*Your instructions*
Provide only the number of lines where "than" occurs.

*Supplied data*

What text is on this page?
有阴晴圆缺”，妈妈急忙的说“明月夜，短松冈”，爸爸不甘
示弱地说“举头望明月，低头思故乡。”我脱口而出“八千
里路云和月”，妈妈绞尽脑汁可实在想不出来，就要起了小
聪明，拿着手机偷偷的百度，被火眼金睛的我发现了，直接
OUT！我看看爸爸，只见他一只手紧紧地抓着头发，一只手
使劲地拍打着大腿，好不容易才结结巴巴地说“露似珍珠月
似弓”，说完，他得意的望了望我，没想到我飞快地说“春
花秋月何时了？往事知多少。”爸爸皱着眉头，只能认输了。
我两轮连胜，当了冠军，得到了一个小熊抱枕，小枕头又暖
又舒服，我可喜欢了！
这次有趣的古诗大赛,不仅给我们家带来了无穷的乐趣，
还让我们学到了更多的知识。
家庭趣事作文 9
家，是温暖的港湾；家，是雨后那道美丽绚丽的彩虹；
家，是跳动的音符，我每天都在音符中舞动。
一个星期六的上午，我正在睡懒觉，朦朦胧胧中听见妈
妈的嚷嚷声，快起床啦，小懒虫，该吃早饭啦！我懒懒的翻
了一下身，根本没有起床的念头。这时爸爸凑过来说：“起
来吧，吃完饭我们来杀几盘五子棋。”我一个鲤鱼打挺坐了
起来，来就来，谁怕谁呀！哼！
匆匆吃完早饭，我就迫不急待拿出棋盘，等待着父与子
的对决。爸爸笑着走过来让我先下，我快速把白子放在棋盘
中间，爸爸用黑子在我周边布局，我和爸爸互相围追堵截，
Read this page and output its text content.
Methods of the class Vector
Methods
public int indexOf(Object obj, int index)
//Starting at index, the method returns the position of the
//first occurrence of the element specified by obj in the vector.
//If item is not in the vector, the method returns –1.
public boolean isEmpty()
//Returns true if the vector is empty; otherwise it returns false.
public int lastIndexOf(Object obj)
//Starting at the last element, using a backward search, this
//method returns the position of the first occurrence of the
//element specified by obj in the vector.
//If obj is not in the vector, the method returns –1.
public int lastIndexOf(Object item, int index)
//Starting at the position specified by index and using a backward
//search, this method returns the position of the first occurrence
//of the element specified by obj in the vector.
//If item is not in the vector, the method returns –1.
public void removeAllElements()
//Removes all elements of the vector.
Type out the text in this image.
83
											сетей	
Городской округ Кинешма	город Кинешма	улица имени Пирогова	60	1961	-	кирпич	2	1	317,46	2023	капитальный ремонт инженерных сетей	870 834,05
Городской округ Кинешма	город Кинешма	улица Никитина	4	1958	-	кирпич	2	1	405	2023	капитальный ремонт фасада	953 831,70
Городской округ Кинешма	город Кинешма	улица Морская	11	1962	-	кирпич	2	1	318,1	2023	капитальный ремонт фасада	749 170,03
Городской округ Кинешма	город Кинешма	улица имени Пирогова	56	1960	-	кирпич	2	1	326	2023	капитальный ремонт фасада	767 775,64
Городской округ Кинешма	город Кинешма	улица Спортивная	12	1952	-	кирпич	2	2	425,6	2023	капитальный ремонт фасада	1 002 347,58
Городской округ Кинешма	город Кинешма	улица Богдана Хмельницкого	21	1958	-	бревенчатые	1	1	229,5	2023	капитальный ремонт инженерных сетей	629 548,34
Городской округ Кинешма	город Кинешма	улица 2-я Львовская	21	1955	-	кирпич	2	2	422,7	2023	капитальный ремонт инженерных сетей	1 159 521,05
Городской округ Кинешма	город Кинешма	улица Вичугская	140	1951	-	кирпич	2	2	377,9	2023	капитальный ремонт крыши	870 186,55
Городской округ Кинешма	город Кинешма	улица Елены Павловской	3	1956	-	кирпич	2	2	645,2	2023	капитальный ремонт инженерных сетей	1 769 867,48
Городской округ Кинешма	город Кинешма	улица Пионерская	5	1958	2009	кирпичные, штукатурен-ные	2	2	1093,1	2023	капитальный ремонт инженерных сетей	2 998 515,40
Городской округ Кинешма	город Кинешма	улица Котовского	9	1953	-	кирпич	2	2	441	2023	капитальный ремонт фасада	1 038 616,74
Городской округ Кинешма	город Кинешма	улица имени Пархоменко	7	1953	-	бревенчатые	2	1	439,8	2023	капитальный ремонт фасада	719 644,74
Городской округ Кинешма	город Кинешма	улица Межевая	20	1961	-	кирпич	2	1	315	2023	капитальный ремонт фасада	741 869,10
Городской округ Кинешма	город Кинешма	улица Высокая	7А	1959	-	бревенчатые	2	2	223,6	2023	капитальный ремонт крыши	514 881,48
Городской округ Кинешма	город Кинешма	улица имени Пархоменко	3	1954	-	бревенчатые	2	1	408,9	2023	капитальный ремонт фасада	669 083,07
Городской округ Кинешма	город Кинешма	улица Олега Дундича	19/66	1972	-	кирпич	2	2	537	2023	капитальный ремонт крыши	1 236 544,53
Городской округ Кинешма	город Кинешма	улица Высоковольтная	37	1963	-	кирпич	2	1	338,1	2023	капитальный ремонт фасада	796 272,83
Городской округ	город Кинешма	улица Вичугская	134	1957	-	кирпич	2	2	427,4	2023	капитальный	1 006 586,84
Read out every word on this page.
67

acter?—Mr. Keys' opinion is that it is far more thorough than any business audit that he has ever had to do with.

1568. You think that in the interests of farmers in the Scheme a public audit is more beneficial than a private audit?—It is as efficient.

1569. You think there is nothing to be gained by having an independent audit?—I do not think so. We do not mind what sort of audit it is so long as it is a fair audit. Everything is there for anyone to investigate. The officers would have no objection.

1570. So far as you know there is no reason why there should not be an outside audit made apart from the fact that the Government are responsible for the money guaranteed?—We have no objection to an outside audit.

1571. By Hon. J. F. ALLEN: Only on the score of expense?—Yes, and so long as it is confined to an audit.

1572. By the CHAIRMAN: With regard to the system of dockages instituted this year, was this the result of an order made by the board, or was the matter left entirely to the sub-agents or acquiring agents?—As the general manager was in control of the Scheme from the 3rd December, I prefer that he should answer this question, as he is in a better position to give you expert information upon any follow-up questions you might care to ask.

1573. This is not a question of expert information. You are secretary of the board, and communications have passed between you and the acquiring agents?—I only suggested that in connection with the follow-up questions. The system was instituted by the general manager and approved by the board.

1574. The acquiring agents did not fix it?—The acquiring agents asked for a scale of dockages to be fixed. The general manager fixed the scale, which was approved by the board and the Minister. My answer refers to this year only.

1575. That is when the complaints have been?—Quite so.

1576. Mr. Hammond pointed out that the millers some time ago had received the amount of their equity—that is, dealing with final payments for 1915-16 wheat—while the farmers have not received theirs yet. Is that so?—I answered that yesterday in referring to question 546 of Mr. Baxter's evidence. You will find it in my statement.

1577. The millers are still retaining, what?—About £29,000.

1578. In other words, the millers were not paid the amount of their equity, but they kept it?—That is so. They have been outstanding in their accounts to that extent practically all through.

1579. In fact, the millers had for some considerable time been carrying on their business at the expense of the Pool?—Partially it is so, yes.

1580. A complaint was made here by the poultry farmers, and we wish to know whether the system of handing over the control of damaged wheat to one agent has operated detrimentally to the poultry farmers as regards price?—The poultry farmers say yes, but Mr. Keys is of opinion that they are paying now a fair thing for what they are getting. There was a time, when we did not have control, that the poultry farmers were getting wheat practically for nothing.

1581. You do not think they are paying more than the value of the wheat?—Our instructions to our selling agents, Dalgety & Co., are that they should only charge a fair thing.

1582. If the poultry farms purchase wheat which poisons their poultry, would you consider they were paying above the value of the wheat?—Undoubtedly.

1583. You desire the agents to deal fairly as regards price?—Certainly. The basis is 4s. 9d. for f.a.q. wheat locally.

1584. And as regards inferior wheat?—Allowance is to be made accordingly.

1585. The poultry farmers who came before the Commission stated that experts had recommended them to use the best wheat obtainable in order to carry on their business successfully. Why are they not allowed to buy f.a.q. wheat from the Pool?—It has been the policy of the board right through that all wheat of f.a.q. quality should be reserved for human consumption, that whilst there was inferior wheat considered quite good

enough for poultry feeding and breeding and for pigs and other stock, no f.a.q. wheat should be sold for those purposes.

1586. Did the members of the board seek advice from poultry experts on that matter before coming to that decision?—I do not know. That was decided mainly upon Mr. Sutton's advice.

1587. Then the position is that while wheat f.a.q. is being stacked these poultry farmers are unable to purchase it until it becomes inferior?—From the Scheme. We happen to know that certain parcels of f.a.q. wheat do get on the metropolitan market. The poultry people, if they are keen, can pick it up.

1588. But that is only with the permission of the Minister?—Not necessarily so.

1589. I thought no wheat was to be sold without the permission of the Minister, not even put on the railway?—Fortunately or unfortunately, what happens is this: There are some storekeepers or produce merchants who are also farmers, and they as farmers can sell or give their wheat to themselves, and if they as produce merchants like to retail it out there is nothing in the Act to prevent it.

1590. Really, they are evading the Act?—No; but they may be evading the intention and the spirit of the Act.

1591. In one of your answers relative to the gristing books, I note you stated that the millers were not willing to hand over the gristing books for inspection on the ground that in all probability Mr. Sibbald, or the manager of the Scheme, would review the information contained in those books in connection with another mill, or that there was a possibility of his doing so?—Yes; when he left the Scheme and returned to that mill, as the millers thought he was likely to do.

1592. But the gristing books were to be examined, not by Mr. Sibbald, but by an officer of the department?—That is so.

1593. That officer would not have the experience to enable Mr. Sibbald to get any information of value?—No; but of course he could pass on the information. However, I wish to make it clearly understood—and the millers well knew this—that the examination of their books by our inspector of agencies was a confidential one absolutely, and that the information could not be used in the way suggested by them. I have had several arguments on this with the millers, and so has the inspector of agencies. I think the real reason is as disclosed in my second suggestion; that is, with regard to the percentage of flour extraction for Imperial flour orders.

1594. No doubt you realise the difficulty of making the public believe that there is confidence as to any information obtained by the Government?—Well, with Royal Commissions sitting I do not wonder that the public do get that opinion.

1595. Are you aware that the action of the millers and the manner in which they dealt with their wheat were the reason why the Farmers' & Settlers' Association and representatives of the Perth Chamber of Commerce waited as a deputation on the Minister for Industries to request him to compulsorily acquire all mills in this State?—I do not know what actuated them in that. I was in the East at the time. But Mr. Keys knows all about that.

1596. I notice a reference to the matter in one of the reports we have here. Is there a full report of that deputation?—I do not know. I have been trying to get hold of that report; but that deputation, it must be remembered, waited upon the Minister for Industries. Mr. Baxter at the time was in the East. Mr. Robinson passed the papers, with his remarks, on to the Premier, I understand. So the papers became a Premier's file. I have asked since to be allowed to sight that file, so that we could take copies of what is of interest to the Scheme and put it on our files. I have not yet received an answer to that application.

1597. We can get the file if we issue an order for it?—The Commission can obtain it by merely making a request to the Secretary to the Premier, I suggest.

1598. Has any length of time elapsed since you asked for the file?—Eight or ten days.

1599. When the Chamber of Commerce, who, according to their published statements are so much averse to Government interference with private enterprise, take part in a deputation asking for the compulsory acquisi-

*Reply*
3